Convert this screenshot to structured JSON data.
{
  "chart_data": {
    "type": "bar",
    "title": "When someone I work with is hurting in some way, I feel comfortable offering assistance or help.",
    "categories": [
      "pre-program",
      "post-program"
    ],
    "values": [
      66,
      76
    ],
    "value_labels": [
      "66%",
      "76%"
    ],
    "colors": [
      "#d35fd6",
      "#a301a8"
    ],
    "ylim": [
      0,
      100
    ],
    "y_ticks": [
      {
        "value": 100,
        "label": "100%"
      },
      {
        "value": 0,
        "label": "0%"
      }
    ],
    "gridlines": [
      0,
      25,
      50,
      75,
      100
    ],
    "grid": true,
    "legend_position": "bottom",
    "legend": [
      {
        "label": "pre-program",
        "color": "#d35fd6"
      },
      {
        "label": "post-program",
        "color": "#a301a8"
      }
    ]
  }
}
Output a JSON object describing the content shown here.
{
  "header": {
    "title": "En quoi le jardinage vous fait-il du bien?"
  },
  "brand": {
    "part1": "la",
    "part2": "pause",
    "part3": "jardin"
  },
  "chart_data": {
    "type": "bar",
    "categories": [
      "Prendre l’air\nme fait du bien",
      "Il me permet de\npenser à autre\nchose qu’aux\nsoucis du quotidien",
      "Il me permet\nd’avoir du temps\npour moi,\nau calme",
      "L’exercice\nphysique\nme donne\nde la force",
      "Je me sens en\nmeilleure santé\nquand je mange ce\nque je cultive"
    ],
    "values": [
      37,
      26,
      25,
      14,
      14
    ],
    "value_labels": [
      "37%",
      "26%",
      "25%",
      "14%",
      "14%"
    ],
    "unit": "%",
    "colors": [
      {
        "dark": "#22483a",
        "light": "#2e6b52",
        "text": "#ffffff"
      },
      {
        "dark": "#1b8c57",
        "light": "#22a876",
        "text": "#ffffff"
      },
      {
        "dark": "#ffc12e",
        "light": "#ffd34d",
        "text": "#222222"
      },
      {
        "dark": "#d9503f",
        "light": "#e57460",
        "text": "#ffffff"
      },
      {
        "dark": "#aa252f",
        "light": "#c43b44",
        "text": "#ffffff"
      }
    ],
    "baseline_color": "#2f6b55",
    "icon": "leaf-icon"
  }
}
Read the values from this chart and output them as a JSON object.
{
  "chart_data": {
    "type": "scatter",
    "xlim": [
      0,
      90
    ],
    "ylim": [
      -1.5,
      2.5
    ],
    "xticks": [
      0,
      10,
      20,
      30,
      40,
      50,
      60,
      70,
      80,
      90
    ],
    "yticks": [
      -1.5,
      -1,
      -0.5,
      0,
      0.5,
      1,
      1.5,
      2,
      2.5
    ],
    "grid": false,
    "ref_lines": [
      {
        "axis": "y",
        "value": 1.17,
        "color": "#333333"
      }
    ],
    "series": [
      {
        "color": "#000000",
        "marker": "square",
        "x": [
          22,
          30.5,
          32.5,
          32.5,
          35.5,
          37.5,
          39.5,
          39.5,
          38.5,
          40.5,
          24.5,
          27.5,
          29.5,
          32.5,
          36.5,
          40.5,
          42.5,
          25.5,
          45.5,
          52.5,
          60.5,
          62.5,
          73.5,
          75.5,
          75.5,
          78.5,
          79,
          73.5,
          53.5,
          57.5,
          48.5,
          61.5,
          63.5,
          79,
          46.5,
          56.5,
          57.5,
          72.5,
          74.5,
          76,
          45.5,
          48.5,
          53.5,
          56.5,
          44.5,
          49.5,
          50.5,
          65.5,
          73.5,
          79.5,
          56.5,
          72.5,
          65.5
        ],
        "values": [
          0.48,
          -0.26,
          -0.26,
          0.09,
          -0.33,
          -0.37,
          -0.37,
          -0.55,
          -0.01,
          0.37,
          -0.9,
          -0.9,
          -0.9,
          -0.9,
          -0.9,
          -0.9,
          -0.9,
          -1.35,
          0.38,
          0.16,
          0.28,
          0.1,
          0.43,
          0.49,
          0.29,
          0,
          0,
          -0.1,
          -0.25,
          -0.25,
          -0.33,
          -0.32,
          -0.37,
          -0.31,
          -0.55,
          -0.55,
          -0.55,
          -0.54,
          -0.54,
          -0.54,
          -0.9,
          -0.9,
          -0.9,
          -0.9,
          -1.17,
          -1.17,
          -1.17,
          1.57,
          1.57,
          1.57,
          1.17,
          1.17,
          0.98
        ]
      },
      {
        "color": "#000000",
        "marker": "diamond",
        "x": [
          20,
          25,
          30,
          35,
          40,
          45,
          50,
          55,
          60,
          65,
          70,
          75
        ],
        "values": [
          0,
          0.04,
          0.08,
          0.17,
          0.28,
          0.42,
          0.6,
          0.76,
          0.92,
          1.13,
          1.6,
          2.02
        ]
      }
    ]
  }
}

━━━

_Given instruction:_ Exactly as they are written, print the entries again.

_Reply:_
Convert this screenshot to structured JSON data.
{
  "chart_data": {
    "type": "bar",
    "title": "When someone I work with is hurting in some way, I feel comfortable offering assistance or help.",
    "categories": [
      "pre-program",
      "post-program"
    ],
    "values": [
      66,
      76
    ],
    "value_labels": [
      "66%",
      "76%"
    ],
    "colors": [
      "#d35fd6",
      "#a301a8"
    ],
    "ylim": [
      0,
      100
    ],
    "y_ticks": [
      {
        "value": 100,
        "label": "100%"
      },
      {
        "value": 0,
        "label": "0%"
      }
    ],
    "gridlines": [
      0,
      25,
      50,
      75,
      100
    ],
    "grid": true,
    "legend_position": "bottom",
    "legend": [
      {
        "label": "pre-program",
        "color": "#d35fd6"
      },
      {
        "label": "post-program",
        "color": "#a301a8"
      }
    ]
  }
}
Output a JSON object describing the content shown here.
{
  "header": {
    "title": "En quoi le jardinage vous fait-il du bien?"
  },
  "brand": {
    "part1": "la",
    "part2": "pause",
    "part3": "jardin"
  },
  "chart_data": {
    "type": "bar",
    "categories": [
      "Prendre l’air\nme fait du bien",
      "Il me permet de\npenser à autre\nchose qu’aux\nsoucis du quotidien",
      "Il me permet\nd’avoir du temps\npour moi,\nau calme",
      "L’exercice\nphysique\nme donne\nde la force",
      "Je me sens en\nmeilleure santé\nquand je mange ce\nque je cultive"
    ],
    "values": [
      37,
      26,
      25,
      14,
      14
    ],
    "value_labels": [
      "37%",
      "26%",
      "25%",
      "14%",
      "14%"
    ],
    "unit": "%",
    "colors": [
      {
        "dark": "#22483a",
        "light": "#2e6b52",
        "text": "#ffffff"
      },
      {
        "dark": "#1b8c57",
        "light": "#22a876",
        "text": "#ffffff"
      },
      {
        "dark": "#ffc12e",
        "light": "#ffd34d",
        "text": "#222222"
      },
      {
        "dark": "#d9503f",
        "light": "#e57460",
        "text": "#ffffff"
      },
      {
        "dark": "#aa252f",
        "light": "#c43b44",
        "text": "#ffffff"
      }
    ],
    "baseline_color": "#2f6b55",
    "icon": "leaf-icon"
  }
}
Read the values from this chart and output them as a JSON object.
{
  "chart_data": {
    "type": "scatter",
    "xlim": [
      0,
      90
    ],
    "ylim": [
      -1.5,
      2.5
    ],
    "xticks": [
      0,
      10,
      20,
      30,
      40,
      50,
      60,
      70,
      80,
      90
    ],
    "yticks": [
      -1.5,
      -1,
      -0.5,
      0,
      0.5,
      1,
      1.5,
      2,
      2.5
    ],
    "grid": false,
    "ref_lines": [
      {
        "axis": "y",
        "value": 1.17,
        "color": "#333333"
      }
    ],
    "series": [
      {
        "color": "#000000",
        "marker": "square",
        "x": [
          22,
          30.5,
          32.5,
          32.5,
          35.5,
          37.5,
          39.5,
          39.5,
          38.5,
          40.5,
          24.5,
          27.5,
          29.5,
          32.5,
          36.5,
          40.5,
          42.5,
          25.5,
          45.5,
          52.5,
          60.5,
          62.5,
          73.5,
          75.5,
          75.5,
          78.5,
          79,
          73.5,
          53.5,
          57.5,
          48.5,
          61.5,
          63.5,
          79,
          46.5,
          56.5,
          57.5,
          72.5,
          74.5,
          76,
          45.5,
          48.5,
          53.5,
          56.5,
          44.5,
          49.5,
          50.5,
          65.5,
          73.5,
          79.5,
          56.5,
          72.5,
          65.5
        ],
        "values": [
          0.48,
          -0.26,
          -0.26,
          0.09,
          -0.33,
          -0.37,
          -0.37,
          -0.55,
          -0.01,
          0.37,
          -0.9,
          -0.9,
          -0.9,
          -0.9,
          -0.9,
          -0.9,
          -0.9,
          -1.35,
          0.38,
          0.16,
          0.28,
          0.1,
          0.43,
          0.49,
          0.29,
          0,
          0,
          -0.1,
          -0.25,
          -0.25,
          -0.33,
          -0.32,
          -0.37,
          -0.31,
          -0.55,
          -0.55,
          -0.55,
          -0.54,
          -0.54,
          -0.54,
          -0.9,
          -0.9,
          -0.9,
          -0.9,
          -1.17,
          -1.17,
          -1.17,
          1.57,
          1.57,
          1.57,
          1.17,
          1.17,
          0.98
        ]
      },
      {
        "color": "#000000",
        "marker": "diamond",
        "x": [
          20,
          25,
          30,
          35,
          40,
          45,
          50,
          55,
          60,
          65,
          70,
          75
        ],
        "values": [
          0,
          0.04,
          0.08,
          0.17,
          0.28,
          0.42,
          0.6,
          0.76,
          0.92,
          1.13,
          1.6,
          2.02
        ]
      }
    ]
  }
}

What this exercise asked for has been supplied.